-- begin --

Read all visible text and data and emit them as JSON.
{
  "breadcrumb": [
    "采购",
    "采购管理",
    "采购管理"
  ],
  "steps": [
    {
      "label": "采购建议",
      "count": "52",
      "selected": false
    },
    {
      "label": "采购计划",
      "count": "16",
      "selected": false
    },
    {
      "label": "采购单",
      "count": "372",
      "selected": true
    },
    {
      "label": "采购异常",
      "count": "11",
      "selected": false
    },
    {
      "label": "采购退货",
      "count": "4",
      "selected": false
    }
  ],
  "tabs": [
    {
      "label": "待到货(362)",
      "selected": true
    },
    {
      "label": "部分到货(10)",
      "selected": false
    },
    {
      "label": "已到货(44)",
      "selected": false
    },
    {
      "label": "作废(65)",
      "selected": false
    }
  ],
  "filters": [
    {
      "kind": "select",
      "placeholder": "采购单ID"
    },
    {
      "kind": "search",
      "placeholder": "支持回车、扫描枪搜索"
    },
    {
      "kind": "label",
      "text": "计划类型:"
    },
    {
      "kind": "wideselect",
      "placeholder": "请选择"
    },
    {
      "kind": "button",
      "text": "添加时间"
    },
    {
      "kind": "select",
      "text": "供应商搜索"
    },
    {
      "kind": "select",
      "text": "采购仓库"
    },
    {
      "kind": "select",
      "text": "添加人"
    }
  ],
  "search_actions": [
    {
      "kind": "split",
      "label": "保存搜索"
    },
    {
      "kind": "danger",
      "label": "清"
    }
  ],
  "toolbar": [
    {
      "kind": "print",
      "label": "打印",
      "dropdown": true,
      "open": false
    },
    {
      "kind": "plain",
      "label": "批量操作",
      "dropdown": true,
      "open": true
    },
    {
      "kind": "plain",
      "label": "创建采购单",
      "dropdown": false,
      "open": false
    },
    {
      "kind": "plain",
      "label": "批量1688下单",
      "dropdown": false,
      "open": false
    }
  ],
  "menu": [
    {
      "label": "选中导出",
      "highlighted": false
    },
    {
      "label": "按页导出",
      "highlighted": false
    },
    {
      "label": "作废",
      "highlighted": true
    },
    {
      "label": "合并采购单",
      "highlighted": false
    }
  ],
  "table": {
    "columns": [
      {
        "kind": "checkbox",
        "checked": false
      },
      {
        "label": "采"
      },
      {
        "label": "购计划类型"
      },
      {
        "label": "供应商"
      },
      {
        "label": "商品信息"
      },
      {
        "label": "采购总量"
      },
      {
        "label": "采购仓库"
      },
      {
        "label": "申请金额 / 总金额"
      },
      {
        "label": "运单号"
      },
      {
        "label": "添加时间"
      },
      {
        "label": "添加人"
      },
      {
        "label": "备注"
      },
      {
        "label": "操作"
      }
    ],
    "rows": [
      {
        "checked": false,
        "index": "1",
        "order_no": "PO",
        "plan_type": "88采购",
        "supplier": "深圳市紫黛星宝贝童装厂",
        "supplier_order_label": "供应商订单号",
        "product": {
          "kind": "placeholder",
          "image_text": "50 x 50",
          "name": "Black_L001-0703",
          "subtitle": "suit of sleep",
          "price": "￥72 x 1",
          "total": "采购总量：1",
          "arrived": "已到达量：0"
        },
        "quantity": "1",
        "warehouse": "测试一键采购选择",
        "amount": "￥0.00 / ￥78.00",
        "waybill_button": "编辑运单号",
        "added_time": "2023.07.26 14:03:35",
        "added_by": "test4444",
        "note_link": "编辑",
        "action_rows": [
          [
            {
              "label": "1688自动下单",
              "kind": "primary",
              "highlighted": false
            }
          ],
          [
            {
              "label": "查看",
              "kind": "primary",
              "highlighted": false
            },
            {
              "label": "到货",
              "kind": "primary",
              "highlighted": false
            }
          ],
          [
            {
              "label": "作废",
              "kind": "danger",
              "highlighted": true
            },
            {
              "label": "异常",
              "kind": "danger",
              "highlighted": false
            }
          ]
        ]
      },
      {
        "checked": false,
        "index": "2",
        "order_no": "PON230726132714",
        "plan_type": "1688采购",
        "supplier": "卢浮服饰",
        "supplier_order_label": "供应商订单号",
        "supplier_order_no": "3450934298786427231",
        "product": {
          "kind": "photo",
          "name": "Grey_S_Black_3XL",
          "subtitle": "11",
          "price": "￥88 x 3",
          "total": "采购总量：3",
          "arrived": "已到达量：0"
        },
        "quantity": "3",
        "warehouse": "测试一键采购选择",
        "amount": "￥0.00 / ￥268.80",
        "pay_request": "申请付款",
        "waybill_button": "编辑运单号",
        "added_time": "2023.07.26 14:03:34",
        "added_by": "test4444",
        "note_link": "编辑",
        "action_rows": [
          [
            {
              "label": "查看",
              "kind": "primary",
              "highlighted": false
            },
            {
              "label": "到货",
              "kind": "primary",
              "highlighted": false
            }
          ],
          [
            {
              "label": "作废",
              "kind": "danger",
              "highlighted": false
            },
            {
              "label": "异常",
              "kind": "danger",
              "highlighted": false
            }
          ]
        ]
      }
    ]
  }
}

-- end --

**WORK REQUIRED:**
Write out every line from the records above, word for word.

**CORRECT ANSWER:**
Read all visible text and data and emit them as JSON.
{
  "breadcrumb": [
    "采购",
    "采购管理",
    "采购管理"
  ],
  "steps": [
    {
      "label": "采购建议",
      "count": "52",
      "selected": false
    },
    {
      "label": "采购计划",
      "count": "16",
      "selected": false
    },
    {
      "label": "采购单",
      "count": "372",
      "selected": true
    },
    {
      "label": "采购异常",
      "count": "11",
      "selected": false
    },
    {
      "label": "采购退货",
      "count": "4",
      "selected": false
    }
  ],
  "tabs": [
    {
      "label": "待到货(362)",
      "selected": true
    },
    {
      "label": "部分到货(10)",
      "selected": false
    },
    {
      "label": "已到货(44)",
      "selected": false
    },
    {
      "label": "作废(65)",
      "selected": false
    }
  ],
  "filters": [
    {
      "kind": "select",
      "placeholder": "采购单ID"
    },
    {
      "kind": "search",
      "placeholder": "支持回车、扫描枪搜索"
    },
    {
      "kind": "label",
      "text": "计划类型:"
    },
    {
      "kind": "wideselect",
      "placeholder": "请选择"
    },
    {
      "kind": "button",
      "text": "添加时间"
    },
    {
      "kind": "select",
      "text": "供应商搜索"
    },
    {
      "kind": "select",
      "text": "采购仓库"
    },
    {
      "kind": "select",
      "text": "添加人"
    }
  ],
  "search_actions": [
    {
      "kind": "split",
      "label": "保存搜索"
    },
    {
      "kind": "danger",
      "label": "清"
    }
  ],
  "toolbar": [
    {
      "kind": "print",
      "label": "打印",
      "dropdown": true,
      "open": false
    },
    {
      "kind": "plain",
      "label": "批量操作",
      "dropdown": true,
      "open": true
    },
    {
      "kind": "plain",
      "label": "创建采购单",
      "dropdown": false,
      "open": false
    },
    {
      "kind": "plain",
      "label": "批量1688下单",
      "dropdown": false,
      "open": false
    }
  ],
  "menu": [
    {
      "label": "选中导出",
      "highlighted": false
    },
    {
      "label": "按页导出",
      "highlighted": false
    },
    {
      "label": "作废",
      "highlighted": true
    },
    {
      "label": "合并采购单",
      "highlighted": false
    }
  ],
  "table": {
    "columns": [
      {
        "kind": "checkbox",
        "checked": false
      },
      {
        "label": "采"
      },
      {
        "label": "购计划类型"
      },
      {
        "label": "供应商"
      },
      {
        "label": "商品信息"
      },
      {
        "label": "采购总量"
      },
      {
        "label": "采购仓库"
      },
      {
        "label": "申请金额 / 总金额"
      },
      {
        "label": "运单号"
      },
      {
        "label": "添加时间"
      },
      {
        "label": "添加人"
      },
      {
        "label": "备注"
      },
      {
        "label": "操作"
      }
    ],
    "rows": [
      {
        "checked": false,
        "index": "1",
        "order_no": "PO",
        "plan_type": "88采购",
        "supplier": "深圳市紫黛星宝贝童装厂",
        "supplier_order_label": "供应商订单号",
        "product": {
          "kind": "placeholder",
          "image_text": "50 x 50",
          "name": "Black_L001-0703",
          "subtitle": "suit of sleep",
          "price": "￥72 x 1",
          "total": "采购总量：1",
          "arrived": "已到达量：0"
        },
        "quantity": "1",
        "warehouse": "测试一键采购选择",
        "amount": "￥0.00 / ￥78.00",
        "waybill_button": "编辑运单号",
        "added_time": "2023.07.26 14:03:35",
        "added_by": "test4444",
        "note_link": "编辑",
        "action_rows": [
          [
            {
              "label": "1688自动下单",
              "kind": "primary",
              "highlighted": false
            }
          ],
          [
            {
              "label": "查看",
              "kind": "primary",
              "highlighted": false
            },
            {
              "label": "到货",
              "kind": "primary",
              "highlighted": false
            }
          ],
          [
            {
              "label": "作废",
              "kind": "danger",
              "highlighted": true
            },
            {
              "label": "异常",
              "kind": "danger",
              "highlighted": false
            }
          ]
        ]
      },
      {
        "checked": false,
        "index": "2",
        "order_no": "PON230726132714",
        "plan_type": "1688采购",
        "supplier": "卢浮服饰",
        "supplier_order_label": "供应商订单号",
        "supplier_order_no": "3450934298786427231",
        "product": {
          "kind": "photo",
          "name": "Grey_S_Black_3XL",
          "subtitle": "11",
          "price": "￥88 x 3",
          "total": "采购总量：3",
          "arrived": "已到达量：0"
        },
        "quantity": "3",
        "warehouse": "测试一键采购选择",
        "amount": "￥0.00 / ￥268.80",
        "pay_request": "申请付款",
        "waybill_button": "编辑运单号",
        "added_time": "2023.07.26 14:03:34",
        "added_by": "test4444",
        "note_link": "编辑",
        "action_rows": [
          [
            {
              "label": "查看",
              "kind": "primary",
              "highlighted": false
            },
            {
              "label": "到货",
              "kind": "primary",
              "highlighted": false
            }
          ],
          [
            {
              "label": "作废",
              "kind": "danger",
              "highlighted": false
            },
            {
              "label": "异常",
              "kind": "danger",
              "highlighted": false
            }
          ]
        ]
      }
    ]
  }
}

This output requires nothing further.